— start of SUPPLIED ENTRIES —

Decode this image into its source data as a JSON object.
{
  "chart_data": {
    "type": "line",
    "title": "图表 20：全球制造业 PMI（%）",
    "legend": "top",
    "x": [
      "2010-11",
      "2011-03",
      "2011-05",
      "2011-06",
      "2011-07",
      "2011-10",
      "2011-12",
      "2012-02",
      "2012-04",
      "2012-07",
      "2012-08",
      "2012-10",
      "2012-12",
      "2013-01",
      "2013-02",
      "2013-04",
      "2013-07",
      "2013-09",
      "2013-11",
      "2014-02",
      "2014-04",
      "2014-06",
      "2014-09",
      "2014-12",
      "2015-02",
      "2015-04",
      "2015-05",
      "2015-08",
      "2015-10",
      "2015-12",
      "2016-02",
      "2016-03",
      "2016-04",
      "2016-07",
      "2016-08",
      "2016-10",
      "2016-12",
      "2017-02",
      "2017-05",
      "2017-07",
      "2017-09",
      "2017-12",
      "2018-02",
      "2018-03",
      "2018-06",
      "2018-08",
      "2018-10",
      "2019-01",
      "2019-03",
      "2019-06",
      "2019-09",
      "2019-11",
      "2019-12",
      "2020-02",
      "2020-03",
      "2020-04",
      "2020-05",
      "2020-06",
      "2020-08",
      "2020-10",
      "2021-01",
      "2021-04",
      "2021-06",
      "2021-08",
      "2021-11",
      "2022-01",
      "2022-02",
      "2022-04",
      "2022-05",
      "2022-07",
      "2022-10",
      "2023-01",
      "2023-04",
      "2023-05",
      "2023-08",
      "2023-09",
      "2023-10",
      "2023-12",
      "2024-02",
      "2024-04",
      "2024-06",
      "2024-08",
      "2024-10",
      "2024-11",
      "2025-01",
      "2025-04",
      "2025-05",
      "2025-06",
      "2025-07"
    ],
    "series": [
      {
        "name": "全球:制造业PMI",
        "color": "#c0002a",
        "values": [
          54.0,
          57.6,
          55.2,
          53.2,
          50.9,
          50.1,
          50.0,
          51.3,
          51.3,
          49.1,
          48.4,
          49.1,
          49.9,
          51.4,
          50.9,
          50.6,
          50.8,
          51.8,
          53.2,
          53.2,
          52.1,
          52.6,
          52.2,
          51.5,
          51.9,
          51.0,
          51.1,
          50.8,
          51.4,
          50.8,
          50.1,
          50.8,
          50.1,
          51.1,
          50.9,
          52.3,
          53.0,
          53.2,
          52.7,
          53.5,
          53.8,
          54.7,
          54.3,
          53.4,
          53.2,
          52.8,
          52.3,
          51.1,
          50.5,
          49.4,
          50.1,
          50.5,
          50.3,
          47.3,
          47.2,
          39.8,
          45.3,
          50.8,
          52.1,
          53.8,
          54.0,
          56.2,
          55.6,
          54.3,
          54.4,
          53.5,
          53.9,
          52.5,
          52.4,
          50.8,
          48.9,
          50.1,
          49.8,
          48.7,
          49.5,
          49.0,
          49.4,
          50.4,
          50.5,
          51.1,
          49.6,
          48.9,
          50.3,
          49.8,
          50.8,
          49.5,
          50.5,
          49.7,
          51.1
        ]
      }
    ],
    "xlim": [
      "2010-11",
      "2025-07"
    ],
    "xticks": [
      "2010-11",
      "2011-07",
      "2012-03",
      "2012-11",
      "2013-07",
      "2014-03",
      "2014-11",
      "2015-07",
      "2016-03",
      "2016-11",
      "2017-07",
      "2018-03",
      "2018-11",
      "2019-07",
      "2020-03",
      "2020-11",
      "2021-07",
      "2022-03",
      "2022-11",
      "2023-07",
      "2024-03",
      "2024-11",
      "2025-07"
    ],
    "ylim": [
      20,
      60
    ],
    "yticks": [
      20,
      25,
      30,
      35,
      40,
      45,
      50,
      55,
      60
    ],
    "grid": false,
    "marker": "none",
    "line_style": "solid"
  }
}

— end of SUPPLIED ENTRIES —
— start of SUPPLIED ENTRIES —

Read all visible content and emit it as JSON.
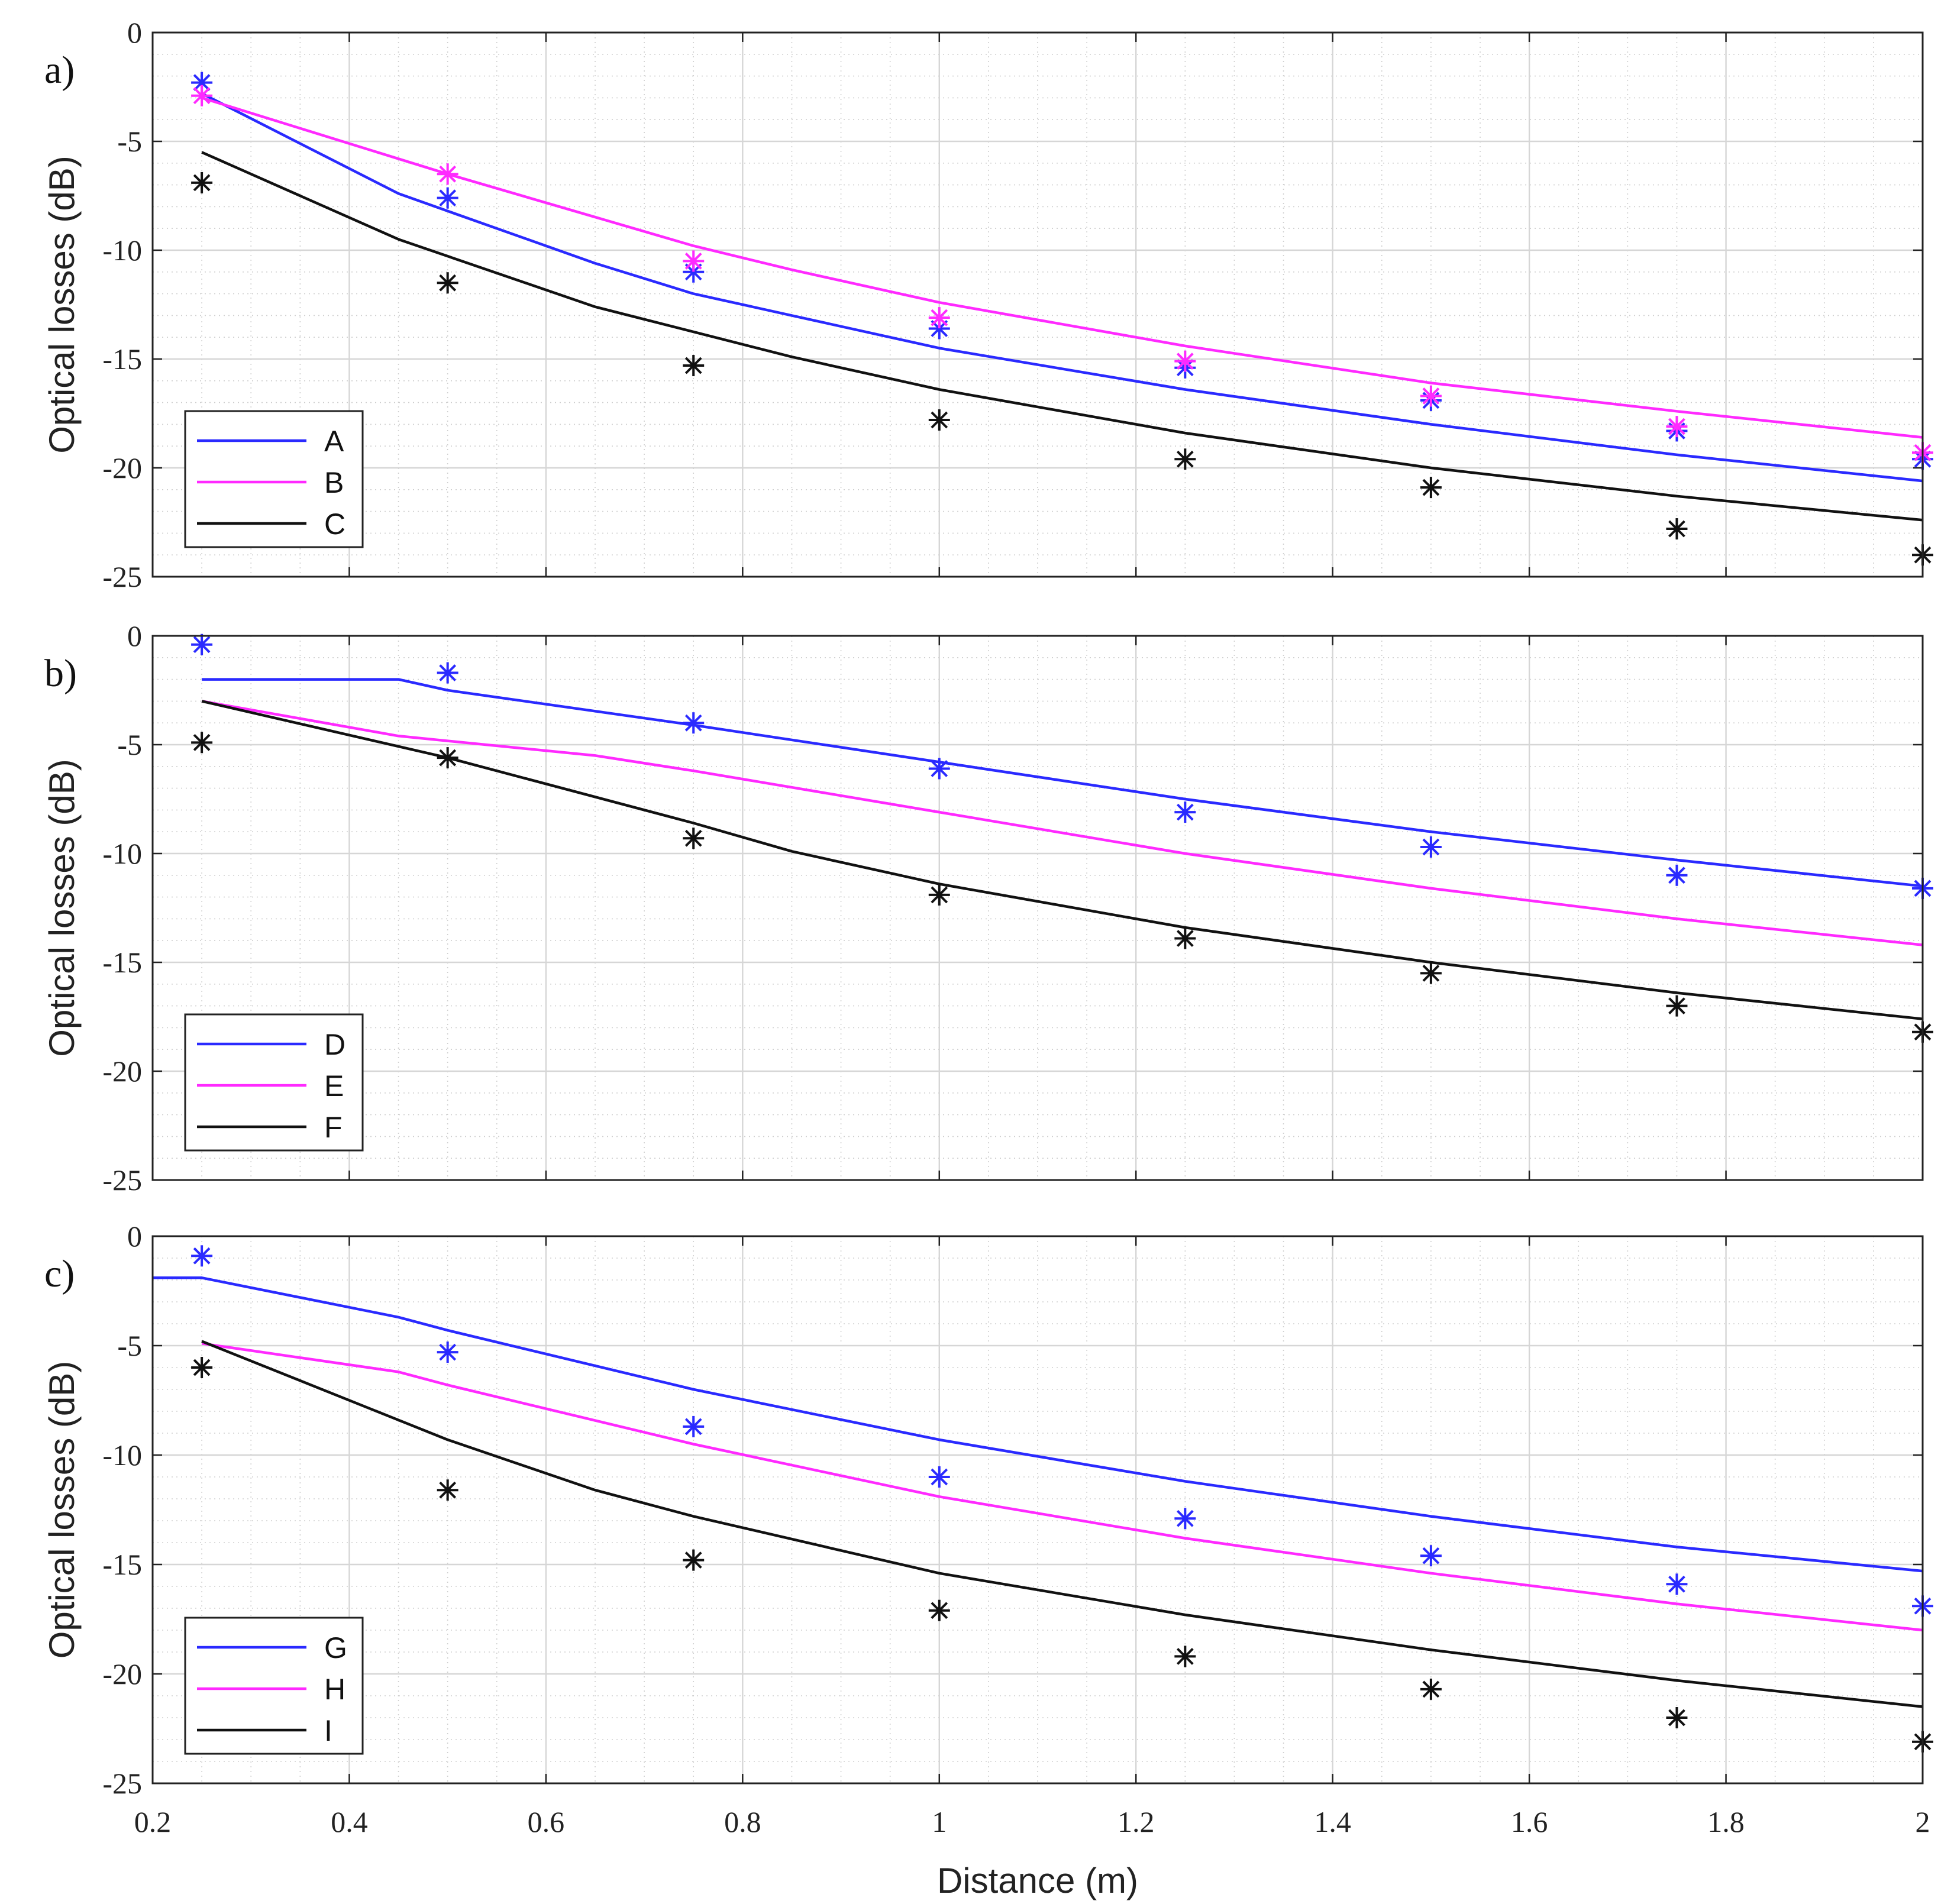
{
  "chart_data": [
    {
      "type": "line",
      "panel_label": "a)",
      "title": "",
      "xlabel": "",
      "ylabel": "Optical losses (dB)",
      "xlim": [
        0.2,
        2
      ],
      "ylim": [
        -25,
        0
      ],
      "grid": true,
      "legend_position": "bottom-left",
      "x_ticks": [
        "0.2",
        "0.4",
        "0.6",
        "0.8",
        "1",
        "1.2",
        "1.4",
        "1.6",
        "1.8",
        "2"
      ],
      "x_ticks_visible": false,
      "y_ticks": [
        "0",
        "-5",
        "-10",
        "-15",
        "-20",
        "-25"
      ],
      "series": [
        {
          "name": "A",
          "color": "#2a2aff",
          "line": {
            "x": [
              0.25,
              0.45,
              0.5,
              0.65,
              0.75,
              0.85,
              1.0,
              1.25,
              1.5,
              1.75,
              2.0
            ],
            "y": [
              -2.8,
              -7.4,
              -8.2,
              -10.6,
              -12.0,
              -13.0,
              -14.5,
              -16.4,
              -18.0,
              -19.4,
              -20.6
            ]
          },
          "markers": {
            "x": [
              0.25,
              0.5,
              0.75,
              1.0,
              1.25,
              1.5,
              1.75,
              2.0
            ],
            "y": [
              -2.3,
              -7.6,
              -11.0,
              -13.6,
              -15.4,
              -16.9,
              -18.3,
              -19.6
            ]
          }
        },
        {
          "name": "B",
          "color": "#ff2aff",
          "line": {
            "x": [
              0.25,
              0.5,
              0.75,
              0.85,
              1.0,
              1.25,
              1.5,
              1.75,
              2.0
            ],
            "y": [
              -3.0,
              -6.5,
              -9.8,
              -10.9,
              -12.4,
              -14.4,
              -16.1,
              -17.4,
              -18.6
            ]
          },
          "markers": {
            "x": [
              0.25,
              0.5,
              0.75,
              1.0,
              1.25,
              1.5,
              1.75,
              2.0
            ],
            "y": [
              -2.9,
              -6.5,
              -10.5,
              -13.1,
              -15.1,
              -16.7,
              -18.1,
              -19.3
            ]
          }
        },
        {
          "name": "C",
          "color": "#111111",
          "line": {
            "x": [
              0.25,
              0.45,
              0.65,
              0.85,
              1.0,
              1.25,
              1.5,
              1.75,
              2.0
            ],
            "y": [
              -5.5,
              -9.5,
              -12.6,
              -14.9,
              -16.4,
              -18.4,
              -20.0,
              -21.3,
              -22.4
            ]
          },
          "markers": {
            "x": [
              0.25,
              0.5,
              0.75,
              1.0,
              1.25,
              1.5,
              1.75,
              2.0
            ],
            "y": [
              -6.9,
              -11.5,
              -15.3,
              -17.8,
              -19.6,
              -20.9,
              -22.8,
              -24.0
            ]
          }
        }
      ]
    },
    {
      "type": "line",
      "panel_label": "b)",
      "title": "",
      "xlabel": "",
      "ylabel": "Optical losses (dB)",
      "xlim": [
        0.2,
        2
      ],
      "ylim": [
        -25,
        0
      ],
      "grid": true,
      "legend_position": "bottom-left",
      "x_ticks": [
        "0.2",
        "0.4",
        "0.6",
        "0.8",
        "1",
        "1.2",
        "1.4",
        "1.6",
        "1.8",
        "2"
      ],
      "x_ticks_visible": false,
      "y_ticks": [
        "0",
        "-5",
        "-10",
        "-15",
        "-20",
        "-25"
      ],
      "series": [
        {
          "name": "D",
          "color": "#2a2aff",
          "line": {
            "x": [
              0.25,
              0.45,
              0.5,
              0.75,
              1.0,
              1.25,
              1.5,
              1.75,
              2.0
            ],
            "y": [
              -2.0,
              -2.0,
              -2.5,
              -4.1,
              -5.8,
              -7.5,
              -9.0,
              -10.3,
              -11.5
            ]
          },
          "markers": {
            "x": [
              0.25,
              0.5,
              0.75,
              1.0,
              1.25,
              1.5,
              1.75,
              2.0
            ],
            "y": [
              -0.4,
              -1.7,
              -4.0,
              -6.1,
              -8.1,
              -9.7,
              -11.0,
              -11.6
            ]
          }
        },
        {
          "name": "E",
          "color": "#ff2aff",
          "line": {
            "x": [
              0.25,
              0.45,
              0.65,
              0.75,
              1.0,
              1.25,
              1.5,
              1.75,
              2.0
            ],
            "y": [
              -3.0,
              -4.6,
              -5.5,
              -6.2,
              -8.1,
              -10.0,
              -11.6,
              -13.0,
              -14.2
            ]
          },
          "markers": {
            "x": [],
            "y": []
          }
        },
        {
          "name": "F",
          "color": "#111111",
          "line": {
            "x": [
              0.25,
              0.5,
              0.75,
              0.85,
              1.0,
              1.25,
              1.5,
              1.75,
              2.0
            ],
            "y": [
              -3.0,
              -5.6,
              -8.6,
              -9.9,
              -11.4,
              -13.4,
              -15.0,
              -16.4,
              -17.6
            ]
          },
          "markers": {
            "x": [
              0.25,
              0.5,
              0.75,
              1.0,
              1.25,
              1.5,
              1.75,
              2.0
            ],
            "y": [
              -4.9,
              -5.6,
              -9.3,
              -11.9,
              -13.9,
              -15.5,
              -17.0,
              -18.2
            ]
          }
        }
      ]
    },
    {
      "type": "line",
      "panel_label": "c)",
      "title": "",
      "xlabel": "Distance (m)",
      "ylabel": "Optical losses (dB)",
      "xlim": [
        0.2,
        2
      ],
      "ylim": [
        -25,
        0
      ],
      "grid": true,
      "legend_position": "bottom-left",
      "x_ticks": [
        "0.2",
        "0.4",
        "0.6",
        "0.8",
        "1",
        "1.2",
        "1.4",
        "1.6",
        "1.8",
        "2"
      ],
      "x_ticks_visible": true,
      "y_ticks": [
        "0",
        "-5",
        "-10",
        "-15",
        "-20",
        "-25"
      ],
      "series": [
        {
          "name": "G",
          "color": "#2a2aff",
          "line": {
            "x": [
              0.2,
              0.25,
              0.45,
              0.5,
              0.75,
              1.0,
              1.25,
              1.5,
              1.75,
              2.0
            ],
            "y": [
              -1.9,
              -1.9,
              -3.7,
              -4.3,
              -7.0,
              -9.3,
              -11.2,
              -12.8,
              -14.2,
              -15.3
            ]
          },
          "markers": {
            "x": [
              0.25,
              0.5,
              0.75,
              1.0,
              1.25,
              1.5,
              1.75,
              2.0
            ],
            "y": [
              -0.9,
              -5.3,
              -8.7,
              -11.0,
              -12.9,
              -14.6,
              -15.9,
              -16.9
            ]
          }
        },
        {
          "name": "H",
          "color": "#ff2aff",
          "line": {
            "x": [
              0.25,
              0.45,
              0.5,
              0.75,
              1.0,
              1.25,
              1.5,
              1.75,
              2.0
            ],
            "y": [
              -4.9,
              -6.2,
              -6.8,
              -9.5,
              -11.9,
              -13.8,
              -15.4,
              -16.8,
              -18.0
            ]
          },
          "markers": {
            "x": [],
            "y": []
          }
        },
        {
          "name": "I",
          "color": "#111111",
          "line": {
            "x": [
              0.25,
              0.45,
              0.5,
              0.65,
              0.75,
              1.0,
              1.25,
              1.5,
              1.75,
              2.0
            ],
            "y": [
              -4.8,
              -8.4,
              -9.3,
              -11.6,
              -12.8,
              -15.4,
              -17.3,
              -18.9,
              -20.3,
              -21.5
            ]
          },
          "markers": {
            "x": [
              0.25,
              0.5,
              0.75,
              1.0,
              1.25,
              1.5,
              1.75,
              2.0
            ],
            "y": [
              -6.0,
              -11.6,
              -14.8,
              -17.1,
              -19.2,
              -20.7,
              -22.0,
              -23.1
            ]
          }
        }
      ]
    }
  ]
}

— end of SUPPLIED ENTRIES —

__REQUIRED WORK__. In the records above, locate every line with the string "JSON" and copy it.

__RESULT OF THE EXERCISE__.
Decode this image into its source data as a JSON object.
Read all visible content and emit it as JSON.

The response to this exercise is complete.